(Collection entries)
* * * * * * *

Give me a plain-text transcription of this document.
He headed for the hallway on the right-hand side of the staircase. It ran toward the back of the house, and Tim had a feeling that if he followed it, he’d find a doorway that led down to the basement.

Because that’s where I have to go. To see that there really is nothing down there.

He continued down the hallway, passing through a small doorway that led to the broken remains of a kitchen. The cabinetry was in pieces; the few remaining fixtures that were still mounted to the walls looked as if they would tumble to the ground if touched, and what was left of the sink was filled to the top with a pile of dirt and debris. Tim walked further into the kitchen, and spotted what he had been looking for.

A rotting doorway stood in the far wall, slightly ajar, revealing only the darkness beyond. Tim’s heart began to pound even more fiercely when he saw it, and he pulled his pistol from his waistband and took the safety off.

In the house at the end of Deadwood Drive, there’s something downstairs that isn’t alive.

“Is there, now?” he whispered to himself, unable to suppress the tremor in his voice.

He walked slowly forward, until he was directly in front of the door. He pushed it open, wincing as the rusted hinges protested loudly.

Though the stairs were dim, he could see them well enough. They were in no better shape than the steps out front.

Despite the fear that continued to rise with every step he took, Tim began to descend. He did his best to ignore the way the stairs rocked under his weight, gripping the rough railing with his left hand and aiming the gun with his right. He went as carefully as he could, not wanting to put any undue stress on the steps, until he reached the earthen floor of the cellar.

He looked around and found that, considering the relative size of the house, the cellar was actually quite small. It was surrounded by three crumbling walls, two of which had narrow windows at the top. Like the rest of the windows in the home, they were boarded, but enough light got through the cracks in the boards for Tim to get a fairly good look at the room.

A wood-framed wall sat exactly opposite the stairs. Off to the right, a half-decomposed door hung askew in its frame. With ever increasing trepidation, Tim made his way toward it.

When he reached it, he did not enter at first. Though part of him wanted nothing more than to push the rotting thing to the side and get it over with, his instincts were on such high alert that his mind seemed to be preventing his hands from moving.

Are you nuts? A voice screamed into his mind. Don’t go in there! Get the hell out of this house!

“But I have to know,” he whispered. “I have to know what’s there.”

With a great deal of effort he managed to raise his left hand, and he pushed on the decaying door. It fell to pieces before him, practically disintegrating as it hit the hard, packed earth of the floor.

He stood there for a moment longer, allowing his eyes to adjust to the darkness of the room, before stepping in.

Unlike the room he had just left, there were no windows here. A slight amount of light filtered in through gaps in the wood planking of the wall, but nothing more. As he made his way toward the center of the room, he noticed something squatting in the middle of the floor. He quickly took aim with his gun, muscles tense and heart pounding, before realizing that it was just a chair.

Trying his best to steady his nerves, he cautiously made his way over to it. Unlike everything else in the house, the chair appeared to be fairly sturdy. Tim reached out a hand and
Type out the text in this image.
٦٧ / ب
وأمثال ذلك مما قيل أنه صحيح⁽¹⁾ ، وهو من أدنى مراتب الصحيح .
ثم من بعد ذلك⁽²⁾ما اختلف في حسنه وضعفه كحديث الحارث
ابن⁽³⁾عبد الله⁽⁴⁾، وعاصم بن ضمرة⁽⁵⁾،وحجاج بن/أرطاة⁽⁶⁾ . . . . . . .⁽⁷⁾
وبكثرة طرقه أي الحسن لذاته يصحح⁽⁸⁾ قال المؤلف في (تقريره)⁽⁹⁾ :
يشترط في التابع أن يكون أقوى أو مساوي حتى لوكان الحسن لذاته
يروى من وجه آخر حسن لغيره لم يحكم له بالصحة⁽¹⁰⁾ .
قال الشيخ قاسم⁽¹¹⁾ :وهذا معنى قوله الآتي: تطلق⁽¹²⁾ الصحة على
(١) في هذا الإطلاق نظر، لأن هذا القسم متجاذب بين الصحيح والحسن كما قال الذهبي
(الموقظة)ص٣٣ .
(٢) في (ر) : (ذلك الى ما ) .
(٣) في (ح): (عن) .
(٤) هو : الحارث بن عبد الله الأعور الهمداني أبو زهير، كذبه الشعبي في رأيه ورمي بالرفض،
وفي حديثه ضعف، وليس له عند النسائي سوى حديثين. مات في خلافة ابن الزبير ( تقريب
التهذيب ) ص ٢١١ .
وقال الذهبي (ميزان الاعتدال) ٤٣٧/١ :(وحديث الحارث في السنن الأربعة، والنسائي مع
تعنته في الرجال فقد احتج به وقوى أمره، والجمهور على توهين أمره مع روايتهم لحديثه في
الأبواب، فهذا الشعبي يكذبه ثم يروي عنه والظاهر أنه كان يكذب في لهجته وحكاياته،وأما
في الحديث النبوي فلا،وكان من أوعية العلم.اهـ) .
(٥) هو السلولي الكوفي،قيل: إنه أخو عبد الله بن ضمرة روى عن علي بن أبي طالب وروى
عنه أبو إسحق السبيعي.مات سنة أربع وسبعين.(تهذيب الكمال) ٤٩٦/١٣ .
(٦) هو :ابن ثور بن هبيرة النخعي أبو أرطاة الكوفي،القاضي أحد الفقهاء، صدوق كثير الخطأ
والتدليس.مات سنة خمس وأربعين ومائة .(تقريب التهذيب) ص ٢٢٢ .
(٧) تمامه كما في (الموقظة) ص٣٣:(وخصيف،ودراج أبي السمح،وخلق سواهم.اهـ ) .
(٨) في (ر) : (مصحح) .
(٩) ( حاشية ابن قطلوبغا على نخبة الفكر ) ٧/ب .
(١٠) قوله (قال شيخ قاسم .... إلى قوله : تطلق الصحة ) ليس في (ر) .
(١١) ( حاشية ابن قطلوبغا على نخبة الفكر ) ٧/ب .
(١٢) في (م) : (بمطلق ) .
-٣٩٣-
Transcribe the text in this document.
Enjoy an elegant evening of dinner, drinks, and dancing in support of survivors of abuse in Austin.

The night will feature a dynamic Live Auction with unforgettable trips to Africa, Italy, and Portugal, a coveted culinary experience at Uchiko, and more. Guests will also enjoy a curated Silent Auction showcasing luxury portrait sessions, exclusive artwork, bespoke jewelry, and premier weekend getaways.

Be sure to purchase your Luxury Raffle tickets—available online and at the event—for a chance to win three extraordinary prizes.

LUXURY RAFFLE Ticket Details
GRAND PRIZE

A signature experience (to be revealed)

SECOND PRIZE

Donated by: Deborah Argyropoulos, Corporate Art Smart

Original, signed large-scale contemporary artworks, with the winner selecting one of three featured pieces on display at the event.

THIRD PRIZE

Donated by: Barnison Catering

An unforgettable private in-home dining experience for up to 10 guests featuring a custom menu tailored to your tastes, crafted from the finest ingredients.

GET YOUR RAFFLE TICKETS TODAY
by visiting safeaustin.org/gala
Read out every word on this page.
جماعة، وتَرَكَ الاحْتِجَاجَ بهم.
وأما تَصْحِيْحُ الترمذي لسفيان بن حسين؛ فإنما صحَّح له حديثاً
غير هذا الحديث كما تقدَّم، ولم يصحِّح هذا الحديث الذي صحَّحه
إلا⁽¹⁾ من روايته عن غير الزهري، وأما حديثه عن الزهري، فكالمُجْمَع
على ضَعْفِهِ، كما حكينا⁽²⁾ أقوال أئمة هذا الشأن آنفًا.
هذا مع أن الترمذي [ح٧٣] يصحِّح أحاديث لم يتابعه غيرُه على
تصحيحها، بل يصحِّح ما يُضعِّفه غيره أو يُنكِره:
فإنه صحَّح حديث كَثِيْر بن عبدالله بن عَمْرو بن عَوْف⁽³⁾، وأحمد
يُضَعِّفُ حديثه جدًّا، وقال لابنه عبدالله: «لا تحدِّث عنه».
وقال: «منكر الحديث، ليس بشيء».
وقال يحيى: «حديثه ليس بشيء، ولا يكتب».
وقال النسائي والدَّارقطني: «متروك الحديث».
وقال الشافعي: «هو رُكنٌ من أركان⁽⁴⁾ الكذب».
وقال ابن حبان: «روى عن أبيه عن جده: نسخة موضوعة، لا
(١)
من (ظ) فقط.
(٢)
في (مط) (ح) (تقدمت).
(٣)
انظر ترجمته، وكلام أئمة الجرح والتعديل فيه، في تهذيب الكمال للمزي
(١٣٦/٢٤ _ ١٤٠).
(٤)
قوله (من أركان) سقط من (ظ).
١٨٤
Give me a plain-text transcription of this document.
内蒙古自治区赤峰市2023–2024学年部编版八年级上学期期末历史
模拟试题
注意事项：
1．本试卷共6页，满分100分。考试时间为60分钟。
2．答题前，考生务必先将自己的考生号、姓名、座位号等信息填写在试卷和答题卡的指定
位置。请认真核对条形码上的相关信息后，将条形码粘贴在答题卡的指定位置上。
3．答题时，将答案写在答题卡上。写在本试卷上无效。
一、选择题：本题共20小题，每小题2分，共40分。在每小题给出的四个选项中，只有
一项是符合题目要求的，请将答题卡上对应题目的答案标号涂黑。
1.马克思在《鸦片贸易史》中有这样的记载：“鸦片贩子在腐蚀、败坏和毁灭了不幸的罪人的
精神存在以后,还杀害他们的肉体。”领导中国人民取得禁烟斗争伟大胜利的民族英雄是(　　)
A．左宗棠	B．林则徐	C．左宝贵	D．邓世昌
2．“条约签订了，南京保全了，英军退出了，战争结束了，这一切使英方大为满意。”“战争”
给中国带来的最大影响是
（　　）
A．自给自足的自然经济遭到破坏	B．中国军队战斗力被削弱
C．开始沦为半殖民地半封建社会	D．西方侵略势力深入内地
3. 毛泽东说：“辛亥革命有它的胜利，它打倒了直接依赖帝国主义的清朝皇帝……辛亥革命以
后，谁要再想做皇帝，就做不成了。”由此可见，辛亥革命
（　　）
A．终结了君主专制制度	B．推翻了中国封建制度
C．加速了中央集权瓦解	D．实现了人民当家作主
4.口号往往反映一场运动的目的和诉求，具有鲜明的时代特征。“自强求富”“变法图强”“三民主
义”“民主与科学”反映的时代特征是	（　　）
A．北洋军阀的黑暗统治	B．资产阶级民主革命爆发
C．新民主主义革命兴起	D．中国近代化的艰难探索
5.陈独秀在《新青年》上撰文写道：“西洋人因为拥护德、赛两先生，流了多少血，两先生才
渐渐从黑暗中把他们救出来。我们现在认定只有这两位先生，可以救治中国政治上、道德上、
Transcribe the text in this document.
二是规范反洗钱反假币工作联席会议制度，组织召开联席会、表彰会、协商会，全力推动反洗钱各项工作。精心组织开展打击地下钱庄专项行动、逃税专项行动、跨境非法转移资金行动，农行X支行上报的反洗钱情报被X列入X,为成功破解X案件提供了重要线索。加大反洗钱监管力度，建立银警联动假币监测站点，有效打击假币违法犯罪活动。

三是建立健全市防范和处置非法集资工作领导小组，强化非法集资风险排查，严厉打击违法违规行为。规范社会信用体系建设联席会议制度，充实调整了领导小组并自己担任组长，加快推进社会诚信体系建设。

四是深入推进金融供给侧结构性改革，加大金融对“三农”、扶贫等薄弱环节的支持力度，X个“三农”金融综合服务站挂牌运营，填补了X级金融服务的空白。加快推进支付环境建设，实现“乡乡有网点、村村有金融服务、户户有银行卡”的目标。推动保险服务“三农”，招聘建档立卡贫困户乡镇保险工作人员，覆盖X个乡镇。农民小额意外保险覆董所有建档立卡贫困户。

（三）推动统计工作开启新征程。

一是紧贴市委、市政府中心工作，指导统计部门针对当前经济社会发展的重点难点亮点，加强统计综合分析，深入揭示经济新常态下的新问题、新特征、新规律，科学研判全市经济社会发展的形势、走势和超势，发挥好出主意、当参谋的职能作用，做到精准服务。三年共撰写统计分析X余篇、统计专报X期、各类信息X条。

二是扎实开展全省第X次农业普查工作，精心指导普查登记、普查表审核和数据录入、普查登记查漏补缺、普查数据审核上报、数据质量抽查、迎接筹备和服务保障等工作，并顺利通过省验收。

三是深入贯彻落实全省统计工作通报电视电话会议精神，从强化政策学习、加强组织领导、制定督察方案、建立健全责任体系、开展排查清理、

* * * * * * *

*Stated problem:*
List the lines of the records where "mind" occurs.

*Exercise response:*
When he reached it, he did not enter at first. Though part of him wanted nothing more than to push the rotting thing to the side and get it over with, his instincts were on such high alert that his mind seemed to be preventing his hands from moving.
Are you nuts? A voice screamed into his mind. Don’t go in there! Get the hell out of this house!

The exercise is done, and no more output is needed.